§ Problem description
Strip the pictures and reproduce the rest of the listing exactly.
-------- Source data --------
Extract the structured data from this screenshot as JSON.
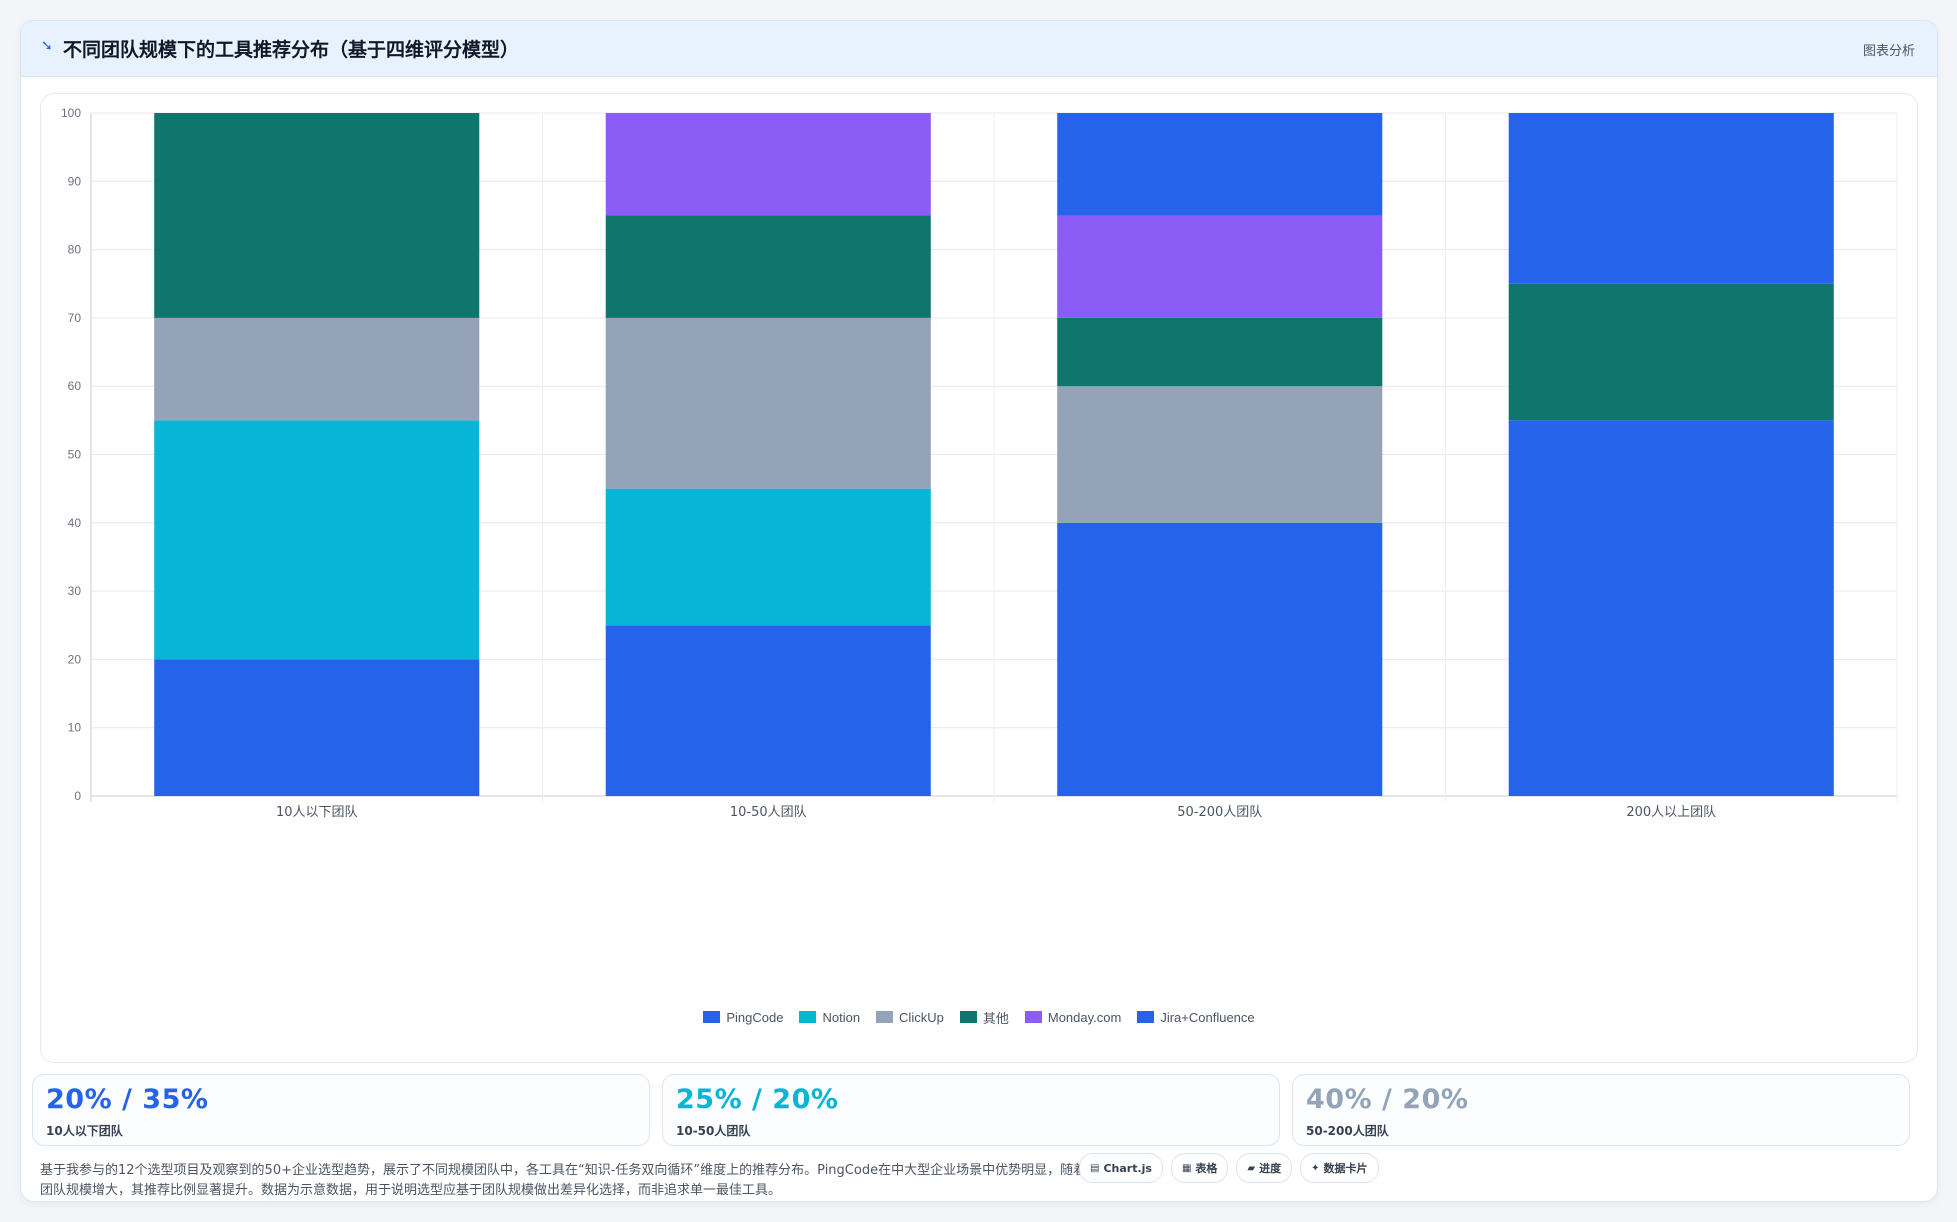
{
  "header": {
    "icon": "trend-icon",
    "title": "不同团队规模下的工具推荐分布（基于四维评分模型）",
    "action_label": "图表分析"
  },
  "chart_data": {
    "type": "bar",
    "stacked": true,
    "categories": [
      "10人以下团队",
      "10-50人团队",
      "50-200人团队",
      "200人以上团队"
    ],
    "series": [
      {
        "name": "PingCode",
        "color": "#2563eb",
        "values": [
          20,
          25,
          40,
          55
        ]
      },
      {
        "name": "Notion",
        "color": "#06b6d4",
        "values": [
          35,
          20,
          0,
          0
        ]
      },
      {
        "name": "ClickUp",
        "color": "#94a3b8",
        "values": [
          15,
          25,
          20,
          0
        ]
      },
      {
        "name": "其他",
        "color": "#0f766e",
        "values": [
          30,
          15,
          10,
          20
        ]
      },
      {
        "name": "Monday.com",
        "color": "#8b5cf6",
        "values": [
          0,
          15,
          15,
          0
        ]
      },
      {
        "name": "Jira+Confluence",
        "color": "#2563eb",
        "values": [
          0,
          0,
          15,
          25
        ]
      }
    ],
    "ylim": [
      0,
      100
    ],
    "yticks": [
      0,
      10,
      20,
      30,
      40,
      50,
      60,
      70,
      80,
      90,
      100
    ],
    "grid": true,
    "legend": "bottom-center"
  },
  "stats": [
    {
      "value": "20% / 35%",
      "label": "10人以下团队",
      "color": "#2563eb"
    },
    {
      "value": "25% / 20%",
      "label": "10-50人团队",
      "color": "#06b6d4"
    },
    {
      "value": "40% / 20%",
      "label": "50-200人团队",
      "color": "#94a3b8"
    }
  ],
  "note": "基于我参与的12个选型项目及观察到的50+企业选型趋势，展示了不同规模团队中，各工具在“知识-任务双向循环”维度上的推荐分布。PingCode在中大型企业场景中优势明显，随着团队规模增大，其推荐比例显著提升。数据为示意数据，用于说明选型应基于团队规模做出差异化选择，而非追求单一最佳工具。",
  "tags": [
    {
      "icon": "chart-icon",
      "glyph": "▤",
      "label": "Chart.js"
    },
    {
      "icon": "table-icon",
      "glyph": "▦",
      "label": "表格"
    },
    {
      "icon": "progress-icon",
      "glyph": "▰",
      "label": "进度"
    },
    {
      "icon": "sparkle-icon",
      "glyph": "✦",
      "label": "数据卡片"
    }
  ]
}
--------
§ Answer
Extract the structured data from this screenshot as JSON.
{
  "header": {
    "icon": "trend-icon",
    "title": "不同团队规模下的工具推荐分布（基于四维评分模型）",
    "action_label": "图表分析"
  },
  "chart_data": {
    "type": "bar",
    "stacked": true,
    "categories": [
      "10人以下团队",
      "10-50人团队",
      "50-200人团队",
      "200人以上团队"
    ],
    "series": [
      {
        "name": "PingCode",
        "color": "#2563eb",
        "values": [
          20,
          25,
          40,
          55
        ]
      },
      {
        "name": "Notion",
        "color": "#06b6d4",
        "values": [
          35,
          20,
          0,
          0
        ]
      },
      {
        "name": "ClickUp",
        "color": "#94a3b8",
        "values": [
          15,
          25,
          20,
          0
        ]
      },
      {
        "name": "其他",
        "color": "#0f766e",
        "values": [
          30,
          15,
          10,
          20
        ]
      },
      {
        "name": "Monday.com",
        "color": "#8b5cf6",
        "values": [
          0,
          15,
          15,
          0
        ]
      },
      {
        "name": "Jira+Confluence",
        "color": "#2563eb",
        "values": [
          0,
          0,
          15,
          25
        ]
      }
    ],
    "ylim": [
      0,
      100
    ],
    "yticks": [
      0,
      10,
      20,
      30,
      40,
      50,
      60,
      70,
      80,
      90,
      100
    ],
    "grid": true,
    "legend": "bottom-center"
  },
  "stats": [
    {
      "value": "20% / 35%",
      "label": "10人以下团队",
      "color": "#2563eb"
    },
    {
      "value": "25% / 20%",
      "label": "10-50人团队",
      "color": "#06b6d4"
    },
    {
      "value": "40% / 20%",
      "label": "50-200人团队",
      "color": "#94a3b8"
    }
  ],
  "note": "基于我参与的12个选型项目及观察到的50+企业选型趋势，展示了不同规模团队中，各工具在“知识-任务双向循环”维度上的推荐分布。PingCode在中大型企业场景中优势明显，随着团队规模增大，其推荐比例显著提升。数据为示意数据，用于说明选型应基于团队规模做出差异化选择，而非追求单一最佳工具。",
  "tags": [
    {
      "icon": "chart-icon",
      "glyph": "▤",
      "label": "Chart.js"
    },
    {
      "icon": "table-icon",
      "glyph": "▦",
      "label": "表格"
    },
    {
      "icon": "progress-icon",
      "glyph": "▰",
      "label": "进度"
    },
    {
      "icon": "sparkle-icon",
      "glyph": "✦",
      "label": "数据卡片"
    }
  ]
}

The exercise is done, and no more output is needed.